--- What you have to do ---
Scan the data beneath this task and copy each line that includes "accent".

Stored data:
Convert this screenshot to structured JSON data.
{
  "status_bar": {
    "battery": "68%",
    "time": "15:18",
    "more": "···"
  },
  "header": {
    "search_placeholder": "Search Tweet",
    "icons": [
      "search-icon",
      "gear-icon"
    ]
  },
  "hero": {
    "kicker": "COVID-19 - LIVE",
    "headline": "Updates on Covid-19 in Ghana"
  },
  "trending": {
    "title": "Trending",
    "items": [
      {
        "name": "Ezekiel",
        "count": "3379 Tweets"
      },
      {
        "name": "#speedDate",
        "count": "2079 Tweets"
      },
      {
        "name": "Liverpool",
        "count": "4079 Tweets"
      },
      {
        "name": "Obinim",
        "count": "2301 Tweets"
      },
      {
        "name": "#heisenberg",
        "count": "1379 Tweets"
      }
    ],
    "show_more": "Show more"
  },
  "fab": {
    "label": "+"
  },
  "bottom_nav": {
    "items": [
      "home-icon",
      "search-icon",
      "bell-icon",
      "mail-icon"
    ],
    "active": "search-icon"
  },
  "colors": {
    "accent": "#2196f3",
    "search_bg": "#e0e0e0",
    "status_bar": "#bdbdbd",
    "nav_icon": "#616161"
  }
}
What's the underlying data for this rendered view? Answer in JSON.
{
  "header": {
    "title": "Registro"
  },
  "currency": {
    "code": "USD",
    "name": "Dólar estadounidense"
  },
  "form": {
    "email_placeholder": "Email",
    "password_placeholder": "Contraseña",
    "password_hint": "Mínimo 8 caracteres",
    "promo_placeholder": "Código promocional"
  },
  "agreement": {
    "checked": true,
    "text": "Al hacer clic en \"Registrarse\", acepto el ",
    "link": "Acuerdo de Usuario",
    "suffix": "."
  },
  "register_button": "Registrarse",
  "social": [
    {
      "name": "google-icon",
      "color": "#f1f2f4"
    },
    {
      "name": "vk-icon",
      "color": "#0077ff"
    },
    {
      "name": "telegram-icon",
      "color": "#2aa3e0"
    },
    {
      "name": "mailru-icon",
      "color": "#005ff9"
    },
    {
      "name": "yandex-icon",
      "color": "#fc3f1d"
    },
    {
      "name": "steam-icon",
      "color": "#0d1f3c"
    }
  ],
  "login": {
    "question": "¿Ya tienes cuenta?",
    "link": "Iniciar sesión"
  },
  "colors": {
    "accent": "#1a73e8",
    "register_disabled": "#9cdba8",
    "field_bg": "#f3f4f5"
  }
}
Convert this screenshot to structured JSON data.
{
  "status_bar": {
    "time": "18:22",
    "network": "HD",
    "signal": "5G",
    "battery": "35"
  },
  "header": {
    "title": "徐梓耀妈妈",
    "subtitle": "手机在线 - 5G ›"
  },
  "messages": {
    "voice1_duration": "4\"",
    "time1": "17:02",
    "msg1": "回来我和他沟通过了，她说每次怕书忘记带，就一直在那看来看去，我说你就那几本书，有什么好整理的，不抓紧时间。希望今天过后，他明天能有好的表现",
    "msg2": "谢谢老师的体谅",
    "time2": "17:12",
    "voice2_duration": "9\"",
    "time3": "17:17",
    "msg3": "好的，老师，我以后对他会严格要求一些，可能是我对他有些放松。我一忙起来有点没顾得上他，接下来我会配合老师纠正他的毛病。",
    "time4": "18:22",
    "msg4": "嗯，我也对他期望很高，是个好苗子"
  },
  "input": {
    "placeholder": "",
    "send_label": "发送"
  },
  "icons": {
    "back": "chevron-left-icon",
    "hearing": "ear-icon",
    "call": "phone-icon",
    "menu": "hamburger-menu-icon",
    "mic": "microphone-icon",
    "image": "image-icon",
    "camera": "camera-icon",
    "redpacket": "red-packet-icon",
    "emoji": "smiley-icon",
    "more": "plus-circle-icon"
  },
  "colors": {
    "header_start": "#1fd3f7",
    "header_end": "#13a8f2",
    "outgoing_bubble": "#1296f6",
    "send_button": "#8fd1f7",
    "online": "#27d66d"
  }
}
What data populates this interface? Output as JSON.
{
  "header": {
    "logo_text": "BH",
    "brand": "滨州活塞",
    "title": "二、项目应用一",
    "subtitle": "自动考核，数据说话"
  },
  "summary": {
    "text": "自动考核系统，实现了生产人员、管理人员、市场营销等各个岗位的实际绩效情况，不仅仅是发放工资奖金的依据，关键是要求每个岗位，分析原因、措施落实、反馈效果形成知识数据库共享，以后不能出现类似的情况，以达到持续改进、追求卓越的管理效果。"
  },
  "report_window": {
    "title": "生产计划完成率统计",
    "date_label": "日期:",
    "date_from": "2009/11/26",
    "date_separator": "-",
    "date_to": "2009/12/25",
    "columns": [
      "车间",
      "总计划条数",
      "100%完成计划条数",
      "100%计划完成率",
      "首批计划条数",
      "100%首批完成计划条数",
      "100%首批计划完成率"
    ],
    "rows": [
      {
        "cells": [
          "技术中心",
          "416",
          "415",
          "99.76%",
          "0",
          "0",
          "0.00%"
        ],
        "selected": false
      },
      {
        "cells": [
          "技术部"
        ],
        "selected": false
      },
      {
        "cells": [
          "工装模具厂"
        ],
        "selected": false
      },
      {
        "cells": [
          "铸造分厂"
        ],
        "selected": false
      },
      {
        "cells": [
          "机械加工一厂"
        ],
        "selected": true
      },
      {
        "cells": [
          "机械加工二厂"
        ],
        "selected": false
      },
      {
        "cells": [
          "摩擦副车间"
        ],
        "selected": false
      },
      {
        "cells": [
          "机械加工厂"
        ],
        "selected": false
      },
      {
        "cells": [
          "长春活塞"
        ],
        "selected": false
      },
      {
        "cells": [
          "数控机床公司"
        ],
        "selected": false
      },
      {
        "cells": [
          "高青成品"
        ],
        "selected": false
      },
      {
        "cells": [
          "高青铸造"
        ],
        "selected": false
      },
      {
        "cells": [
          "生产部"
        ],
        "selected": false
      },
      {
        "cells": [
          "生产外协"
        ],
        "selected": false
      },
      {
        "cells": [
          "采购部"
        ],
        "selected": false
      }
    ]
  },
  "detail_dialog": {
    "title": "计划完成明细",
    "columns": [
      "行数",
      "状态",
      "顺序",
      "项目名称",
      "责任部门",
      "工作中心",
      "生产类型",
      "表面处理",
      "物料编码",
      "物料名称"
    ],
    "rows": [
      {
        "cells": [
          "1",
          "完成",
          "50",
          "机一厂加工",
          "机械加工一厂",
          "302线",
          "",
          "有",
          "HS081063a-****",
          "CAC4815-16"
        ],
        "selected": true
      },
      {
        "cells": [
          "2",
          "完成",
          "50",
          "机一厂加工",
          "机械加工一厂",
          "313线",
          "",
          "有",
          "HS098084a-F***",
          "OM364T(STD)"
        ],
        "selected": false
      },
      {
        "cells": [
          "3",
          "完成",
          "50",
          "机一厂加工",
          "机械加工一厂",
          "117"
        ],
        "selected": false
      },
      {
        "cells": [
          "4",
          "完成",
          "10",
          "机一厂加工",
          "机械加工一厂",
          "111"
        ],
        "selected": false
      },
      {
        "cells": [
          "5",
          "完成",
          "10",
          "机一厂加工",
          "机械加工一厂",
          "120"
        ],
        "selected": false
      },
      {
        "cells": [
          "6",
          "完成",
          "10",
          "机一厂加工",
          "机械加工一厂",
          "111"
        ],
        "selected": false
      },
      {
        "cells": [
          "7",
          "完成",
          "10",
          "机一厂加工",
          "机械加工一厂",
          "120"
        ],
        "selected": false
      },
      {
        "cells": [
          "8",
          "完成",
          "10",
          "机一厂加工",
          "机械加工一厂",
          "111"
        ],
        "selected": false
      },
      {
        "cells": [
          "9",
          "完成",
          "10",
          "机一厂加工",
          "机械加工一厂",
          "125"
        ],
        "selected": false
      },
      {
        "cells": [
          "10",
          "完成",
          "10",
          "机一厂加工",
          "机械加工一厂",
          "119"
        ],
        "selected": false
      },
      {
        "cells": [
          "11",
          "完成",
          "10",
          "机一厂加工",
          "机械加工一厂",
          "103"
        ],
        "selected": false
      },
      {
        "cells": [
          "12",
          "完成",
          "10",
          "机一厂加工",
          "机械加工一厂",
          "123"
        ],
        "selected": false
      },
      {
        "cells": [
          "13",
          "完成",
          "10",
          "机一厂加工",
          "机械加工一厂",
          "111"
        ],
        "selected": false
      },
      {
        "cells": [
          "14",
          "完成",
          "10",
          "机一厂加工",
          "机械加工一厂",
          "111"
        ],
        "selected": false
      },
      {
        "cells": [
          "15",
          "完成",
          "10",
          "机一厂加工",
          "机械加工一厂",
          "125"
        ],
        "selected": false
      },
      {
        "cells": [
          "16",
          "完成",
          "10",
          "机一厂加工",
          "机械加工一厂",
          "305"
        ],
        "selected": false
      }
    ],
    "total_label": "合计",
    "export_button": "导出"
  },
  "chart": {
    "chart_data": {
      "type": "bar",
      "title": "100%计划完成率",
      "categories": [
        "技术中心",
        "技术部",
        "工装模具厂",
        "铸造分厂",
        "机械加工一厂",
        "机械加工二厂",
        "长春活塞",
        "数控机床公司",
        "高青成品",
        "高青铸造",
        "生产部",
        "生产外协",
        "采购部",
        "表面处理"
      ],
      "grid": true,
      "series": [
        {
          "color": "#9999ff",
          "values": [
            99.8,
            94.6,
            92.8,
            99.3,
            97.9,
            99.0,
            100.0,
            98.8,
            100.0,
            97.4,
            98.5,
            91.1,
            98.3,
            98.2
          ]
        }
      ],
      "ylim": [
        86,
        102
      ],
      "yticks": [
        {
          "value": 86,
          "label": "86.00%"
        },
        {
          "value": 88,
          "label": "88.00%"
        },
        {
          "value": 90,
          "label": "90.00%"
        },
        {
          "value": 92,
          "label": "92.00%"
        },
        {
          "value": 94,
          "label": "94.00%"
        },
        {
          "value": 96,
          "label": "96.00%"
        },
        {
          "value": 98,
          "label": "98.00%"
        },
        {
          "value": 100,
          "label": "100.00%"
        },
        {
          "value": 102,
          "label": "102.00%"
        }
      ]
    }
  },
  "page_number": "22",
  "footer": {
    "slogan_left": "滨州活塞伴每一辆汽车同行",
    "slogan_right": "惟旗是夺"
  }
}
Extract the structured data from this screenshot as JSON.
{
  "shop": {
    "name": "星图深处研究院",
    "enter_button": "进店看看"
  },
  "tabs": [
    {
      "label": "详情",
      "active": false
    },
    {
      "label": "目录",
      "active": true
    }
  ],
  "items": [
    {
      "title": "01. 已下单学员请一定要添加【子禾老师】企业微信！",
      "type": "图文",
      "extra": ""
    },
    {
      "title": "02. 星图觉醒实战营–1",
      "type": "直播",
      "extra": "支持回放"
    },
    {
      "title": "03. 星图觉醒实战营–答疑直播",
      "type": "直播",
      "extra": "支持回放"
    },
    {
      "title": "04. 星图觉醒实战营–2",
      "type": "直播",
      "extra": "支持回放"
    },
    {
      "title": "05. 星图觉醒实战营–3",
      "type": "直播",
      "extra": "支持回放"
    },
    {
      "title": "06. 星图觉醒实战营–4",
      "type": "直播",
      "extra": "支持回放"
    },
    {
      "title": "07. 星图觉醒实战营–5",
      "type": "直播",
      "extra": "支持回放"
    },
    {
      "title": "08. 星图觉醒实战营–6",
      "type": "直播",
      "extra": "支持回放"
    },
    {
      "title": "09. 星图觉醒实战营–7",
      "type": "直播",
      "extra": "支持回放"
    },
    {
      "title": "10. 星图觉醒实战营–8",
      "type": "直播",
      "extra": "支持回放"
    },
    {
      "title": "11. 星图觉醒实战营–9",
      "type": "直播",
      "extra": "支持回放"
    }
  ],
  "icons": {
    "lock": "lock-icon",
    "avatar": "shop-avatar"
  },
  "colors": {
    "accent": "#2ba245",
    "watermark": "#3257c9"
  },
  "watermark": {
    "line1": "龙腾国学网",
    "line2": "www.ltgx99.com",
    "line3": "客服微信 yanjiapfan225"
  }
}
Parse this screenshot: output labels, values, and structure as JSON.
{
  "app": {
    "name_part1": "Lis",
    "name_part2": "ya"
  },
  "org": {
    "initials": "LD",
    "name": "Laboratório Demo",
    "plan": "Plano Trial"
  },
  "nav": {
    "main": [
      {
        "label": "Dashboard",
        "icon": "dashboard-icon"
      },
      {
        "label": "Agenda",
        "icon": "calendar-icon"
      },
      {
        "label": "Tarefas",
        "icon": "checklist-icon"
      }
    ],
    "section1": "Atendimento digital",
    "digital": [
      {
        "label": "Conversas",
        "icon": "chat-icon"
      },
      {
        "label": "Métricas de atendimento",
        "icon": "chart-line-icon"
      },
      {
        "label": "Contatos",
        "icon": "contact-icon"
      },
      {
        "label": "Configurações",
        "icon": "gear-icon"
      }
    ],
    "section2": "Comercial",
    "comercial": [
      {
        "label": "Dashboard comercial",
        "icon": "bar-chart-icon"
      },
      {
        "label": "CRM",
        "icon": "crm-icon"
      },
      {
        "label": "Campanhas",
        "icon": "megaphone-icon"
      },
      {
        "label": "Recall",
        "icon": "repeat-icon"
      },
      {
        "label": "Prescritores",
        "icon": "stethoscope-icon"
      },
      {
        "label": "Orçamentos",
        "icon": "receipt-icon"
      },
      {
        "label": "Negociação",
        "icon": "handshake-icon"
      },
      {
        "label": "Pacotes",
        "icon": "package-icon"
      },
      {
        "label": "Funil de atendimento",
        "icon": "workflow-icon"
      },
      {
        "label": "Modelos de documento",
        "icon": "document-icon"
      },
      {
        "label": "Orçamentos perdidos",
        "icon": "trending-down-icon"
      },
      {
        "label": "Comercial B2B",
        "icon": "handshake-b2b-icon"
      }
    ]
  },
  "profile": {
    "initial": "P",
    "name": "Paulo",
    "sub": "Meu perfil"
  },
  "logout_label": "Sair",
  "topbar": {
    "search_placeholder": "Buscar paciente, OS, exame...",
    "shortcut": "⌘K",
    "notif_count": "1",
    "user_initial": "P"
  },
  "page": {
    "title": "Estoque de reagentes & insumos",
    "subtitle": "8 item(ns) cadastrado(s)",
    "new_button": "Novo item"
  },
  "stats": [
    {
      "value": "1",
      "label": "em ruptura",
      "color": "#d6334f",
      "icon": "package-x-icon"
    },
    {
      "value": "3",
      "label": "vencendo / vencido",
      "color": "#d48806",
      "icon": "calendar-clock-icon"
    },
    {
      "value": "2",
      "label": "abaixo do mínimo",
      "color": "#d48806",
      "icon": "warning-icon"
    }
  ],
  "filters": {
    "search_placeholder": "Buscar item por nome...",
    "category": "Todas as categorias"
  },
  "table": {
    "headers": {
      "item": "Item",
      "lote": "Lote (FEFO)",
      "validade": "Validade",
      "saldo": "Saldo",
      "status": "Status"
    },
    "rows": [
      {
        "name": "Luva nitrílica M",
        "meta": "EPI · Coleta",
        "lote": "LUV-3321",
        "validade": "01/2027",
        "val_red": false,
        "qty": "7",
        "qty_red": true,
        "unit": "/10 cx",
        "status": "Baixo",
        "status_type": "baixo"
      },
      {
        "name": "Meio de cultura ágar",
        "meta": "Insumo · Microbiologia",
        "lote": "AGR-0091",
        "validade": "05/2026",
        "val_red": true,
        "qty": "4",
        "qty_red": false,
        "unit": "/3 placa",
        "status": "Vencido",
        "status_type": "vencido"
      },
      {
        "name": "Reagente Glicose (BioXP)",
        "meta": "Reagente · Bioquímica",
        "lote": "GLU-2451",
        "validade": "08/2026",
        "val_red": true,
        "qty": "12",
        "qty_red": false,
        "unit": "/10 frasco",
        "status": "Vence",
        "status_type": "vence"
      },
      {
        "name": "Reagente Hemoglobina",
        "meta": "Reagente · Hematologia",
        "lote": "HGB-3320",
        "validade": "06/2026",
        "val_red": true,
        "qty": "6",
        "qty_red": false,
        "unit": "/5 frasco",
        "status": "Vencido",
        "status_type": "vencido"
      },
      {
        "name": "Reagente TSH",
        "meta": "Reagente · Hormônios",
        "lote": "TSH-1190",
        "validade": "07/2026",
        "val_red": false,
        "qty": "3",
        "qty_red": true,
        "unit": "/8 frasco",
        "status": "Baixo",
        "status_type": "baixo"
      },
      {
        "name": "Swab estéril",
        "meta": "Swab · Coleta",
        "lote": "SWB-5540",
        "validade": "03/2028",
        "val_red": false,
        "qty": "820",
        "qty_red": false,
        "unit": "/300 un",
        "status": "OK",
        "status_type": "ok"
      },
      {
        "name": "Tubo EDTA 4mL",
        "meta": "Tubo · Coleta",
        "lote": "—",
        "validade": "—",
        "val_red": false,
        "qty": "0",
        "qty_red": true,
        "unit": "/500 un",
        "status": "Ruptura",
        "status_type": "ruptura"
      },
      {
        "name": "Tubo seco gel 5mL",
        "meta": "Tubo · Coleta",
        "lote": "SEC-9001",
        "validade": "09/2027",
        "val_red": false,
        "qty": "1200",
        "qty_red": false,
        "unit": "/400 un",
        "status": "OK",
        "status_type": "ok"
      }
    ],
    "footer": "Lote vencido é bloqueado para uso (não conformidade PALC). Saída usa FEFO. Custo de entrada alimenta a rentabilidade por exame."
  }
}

--- Solved exercise ---
    "accent": "#2196f3",
    "accent": "#1a73e8",
    "accent": "#2ba245",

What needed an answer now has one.